## start Material for this task

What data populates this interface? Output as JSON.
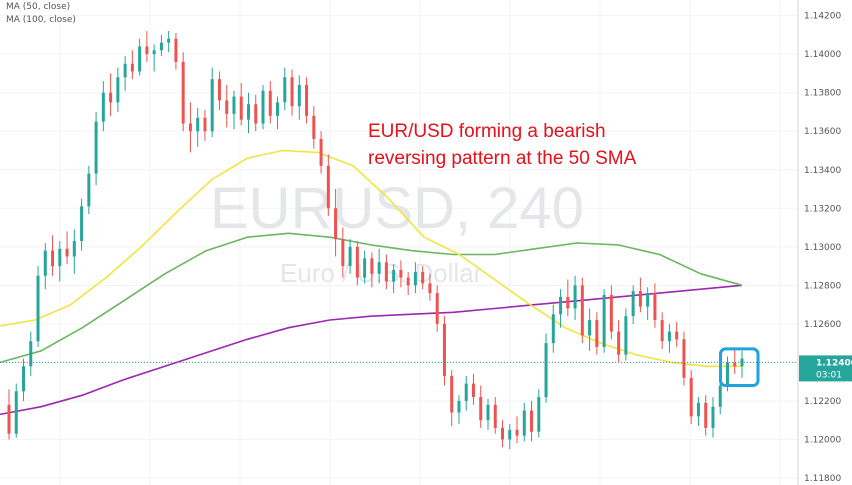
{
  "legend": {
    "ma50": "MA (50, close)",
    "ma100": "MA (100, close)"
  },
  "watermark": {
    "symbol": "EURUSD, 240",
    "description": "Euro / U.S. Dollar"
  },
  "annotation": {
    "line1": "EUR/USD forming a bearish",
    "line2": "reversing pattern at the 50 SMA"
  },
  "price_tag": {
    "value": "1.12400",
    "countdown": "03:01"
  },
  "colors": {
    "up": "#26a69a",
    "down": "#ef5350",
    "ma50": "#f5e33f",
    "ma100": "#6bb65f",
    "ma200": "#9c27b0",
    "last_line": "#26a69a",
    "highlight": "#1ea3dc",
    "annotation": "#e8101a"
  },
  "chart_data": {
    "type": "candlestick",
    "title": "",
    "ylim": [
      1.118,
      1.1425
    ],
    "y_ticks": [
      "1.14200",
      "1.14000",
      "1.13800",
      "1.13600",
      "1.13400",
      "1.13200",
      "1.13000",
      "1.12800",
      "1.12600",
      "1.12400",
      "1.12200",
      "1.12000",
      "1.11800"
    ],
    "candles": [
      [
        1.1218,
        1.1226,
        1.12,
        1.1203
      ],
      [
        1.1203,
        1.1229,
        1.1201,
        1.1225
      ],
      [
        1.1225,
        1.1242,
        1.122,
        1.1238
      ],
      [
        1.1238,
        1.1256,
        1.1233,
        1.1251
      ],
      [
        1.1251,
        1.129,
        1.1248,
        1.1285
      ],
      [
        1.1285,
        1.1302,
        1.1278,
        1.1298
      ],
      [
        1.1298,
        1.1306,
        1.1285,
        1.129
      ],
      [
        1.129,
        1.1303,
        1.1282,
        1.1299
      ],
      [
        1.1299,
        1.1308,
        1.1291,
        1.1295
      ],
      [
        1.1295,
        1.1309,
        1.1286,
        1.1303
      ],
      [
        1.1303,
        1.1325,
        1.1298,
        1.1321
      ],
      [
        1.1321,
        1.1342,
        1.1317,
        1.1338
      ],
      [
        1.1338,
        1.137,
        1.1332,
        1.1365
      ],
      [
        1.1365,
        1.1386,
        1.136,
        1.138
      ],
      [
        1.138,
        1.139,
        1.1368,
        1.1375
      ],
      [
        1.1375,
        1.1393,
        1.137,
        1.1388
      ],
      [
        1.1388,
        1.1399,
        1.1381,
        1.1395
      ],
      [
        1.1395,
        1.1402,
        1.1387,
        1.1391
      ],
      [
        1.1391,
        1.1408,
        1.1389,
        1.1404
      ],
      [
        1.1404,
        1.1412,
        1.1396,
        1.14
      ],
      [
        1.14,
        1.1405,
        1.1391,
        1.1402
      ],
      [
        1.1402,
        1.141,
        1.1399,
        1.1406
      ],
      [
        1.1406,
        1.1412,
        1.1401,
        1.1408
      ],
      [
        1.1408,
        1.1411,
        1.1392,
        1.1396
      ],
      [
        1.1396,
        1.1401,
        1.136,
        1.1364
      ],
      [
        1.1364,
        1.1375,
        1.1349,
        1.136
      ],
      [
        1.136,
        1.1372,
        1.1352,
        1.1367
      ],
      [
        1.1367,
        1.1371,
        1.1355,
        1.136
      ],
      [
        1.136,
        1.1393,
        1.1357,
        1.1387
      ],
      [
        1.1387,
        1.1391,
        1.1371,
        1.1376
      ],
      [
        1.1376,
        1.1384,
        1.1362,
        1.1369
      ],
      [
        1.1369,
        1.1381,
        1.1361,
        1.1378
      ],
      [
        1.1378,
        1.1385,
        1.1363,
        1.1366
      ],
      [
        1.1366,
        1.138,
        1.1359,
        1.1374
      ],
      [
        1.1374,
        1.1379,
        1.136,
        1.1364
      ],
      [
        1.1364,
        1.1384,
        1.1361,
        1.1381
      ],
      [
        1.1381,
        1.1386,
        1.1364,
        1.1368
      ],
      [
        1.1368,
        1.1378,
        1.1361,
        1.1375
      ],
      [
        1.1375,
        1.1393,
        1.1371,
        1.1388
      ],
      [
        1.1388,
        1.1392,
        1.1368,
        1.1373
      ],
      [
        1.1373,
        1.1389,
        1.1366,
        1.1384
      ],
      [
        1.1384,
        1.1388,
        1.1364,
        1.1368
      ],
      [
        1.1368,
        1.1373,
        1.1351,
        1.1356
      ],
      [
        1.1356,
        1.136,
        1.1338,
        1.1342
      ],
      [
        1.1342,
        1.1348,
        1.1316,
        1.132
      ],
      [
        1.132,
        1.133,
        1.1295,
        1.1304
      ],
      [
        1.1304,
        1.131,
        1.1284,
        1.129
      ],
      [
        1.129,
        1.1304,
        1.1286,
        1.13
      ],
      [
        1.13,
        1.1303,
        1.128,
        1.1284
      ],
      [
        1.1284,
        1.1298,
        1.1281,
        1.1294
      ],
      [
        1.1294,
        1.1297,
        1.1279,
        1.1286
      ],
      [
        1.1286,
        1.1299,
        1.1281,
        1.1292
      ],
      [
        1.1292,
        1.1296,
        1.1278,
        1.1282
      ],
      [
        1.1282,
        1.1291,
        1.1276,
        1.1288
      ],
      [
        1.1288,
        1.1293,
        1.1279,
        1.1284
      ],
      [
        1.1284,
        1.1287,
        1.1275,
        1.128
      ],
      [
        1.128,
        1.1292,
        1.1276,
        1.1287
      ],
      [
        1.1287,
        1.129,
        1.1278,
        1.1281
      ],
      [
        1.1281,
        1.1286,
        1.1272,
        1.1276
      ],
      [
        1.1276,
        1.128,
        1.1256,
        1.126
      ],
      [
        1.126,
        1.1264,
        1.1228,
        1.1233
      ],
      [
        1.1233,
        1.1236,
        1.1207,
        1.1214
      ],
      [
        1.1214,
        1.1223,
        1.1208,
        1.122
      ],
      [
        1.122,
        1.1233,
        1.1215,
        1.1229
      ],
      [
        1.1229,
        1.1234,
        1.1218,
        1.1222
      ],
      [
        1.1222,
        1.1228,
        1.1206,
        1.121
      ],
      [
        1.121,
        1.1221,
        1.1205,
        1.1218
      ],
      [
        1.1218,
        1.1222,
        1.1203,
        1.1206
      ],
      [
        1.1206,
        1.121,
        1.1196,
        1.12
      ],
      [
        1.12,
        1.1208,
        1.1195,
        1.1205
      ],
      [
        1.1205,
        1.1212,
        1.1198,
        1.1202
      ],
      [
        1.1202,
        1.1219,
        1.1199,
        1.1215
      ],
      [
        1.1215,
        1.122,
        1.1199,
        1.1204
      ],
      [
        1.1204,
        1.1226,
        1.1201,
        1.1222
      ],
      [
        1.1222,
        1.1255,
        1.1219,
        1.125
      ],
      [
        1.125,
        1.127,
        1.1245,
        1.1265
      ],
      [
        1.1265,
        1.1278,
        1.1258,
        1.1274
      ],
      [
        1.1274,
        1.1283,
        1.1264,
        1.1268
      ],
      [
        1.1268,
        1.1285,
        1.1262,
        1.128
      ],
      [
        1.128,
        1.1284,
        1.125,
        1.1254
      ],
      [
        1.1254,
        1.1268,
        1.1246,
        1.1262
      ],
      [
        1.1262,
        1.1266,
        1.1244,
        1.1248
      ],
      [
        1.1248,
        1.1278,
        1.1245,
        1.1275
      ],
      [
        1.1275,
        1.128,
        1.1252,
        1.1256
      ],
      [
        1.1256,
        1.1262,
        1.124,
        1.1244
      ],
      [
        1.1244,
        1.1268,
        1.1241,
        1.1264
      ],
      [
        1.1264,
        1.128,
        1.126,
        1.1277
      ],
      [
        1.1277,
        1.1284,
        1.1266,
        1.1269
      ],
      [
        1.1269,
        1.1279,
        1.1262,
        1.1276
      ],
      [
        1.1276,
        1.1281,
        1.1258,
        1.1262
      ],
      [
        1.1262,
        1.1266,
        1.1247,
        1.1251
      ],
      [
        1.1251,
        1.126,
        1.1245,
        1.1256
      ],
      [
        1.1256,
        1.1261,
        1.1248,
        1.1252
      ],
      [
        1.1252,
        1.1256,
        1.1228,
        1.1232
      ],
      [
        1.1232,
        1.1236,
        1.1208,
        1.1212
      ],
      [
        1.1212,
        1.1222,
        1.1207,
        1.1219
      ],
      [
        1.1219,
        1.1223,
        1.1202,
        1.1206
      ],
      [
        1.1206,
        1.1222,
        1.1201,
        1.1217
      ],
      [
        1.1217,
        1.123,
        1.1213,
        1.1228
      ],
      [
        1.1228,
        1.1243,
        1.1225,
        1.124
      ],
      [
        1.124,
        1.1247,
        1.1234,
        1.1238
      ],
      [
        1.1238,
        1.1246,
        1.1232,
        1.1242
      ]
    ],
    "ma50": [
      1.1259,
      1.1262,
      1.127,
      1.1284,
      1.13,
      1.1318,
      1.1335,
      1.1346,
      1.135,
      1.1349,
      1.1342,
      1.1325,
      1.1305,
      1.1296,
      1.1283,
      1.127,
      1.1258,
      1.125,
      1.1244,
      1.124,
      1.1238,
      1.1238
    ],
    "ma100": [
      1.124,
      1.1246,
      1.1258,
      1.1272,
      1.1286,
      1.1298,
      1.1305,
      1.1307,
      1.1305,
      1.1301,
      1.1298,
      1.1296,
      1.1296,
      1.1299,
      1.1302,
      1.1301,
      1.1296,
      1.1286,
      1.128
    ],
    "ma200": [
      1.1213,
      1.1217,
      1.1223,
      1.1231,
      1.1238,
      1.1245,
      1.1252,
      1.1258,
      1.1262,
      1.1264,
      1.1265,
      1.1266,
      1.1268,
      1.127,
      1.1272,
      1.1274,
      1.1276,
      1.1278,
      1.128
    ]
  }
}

## end Material for this task
## start Material for this task

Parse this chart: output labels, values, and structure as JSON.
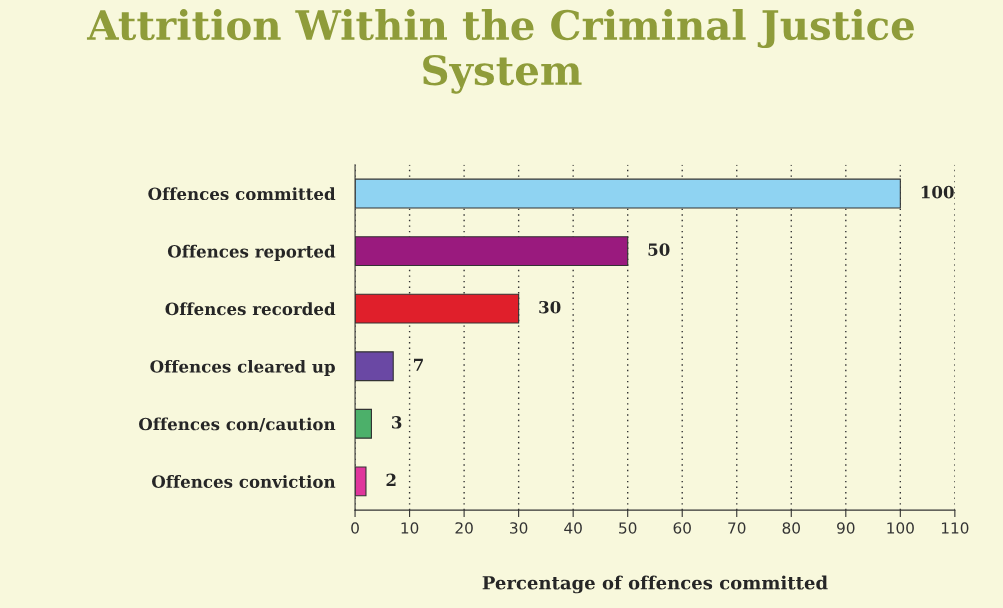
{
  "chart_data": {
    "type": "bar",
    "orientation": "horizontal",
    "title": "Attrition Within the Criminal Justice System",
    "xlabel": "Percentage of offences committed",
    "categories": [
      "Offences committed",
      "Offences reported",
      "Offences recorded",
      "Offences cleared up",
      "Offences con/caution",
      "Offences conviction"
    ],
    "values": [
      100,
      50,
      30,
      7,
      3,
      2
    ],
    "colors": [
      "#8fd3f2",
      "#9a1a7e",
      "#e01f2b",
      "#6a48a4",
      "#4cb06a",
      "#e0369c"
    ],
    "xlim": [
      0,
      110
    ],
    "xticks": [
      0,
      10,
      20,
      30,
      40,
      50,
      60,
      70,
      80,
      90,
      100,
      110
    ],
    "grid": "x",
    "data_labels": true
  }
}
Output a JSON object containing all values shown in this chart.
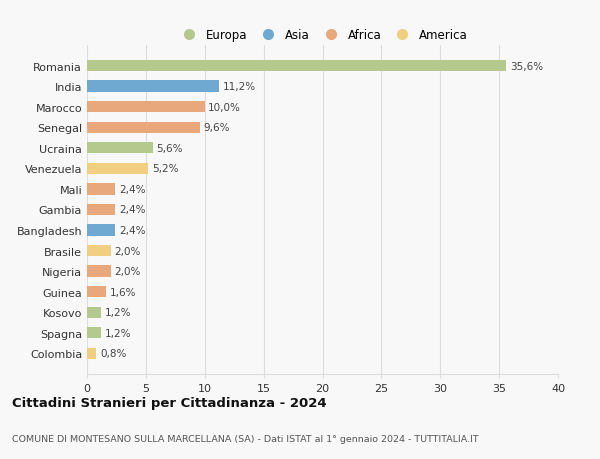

## end Material for this task

▶ **What you should do**:
Leaving the pictures out, write out exactly the lines from the line containing "Parse this chart: output" through the line containing "Output a JSON", both included.

▶ **Solution**:
Parse this chart: output labels, values, and structure as JSON.
{
  "chart_data": {
    "type": "bar",
    "orientation": "horizontal",
    "title": "Attrition Within the Criminal Justice System",
    "xlabel": "Percentage of offences committed",
    "categories": [
      "Offences committed",
      "Offences reported",
      "Offences recorded",
      "Offences cleared up",
      "Offences con/caution",
      "Offences conviction"
    ],
    "values": [
      100,
      50,
      30,
      7,
      3,
      2
    ],
    "colors": [
      "#8fd3f2",
      "#9a1a7e",
      "#e01f2b",
      "#6a48a4",
      "#4cb06a",
      "#e0369c"
    ],
    "xlim": [
      0,
      110
    ],
    "xticks": [
      0,
      10,
      20,
      30,
      40,
      50,
      60,
      70,
      80,
      90,
      100,
      110
    ],
    "grid": "x",
    "data_labels": true
  }
}
Output a JSON object containing all values shown in this chart.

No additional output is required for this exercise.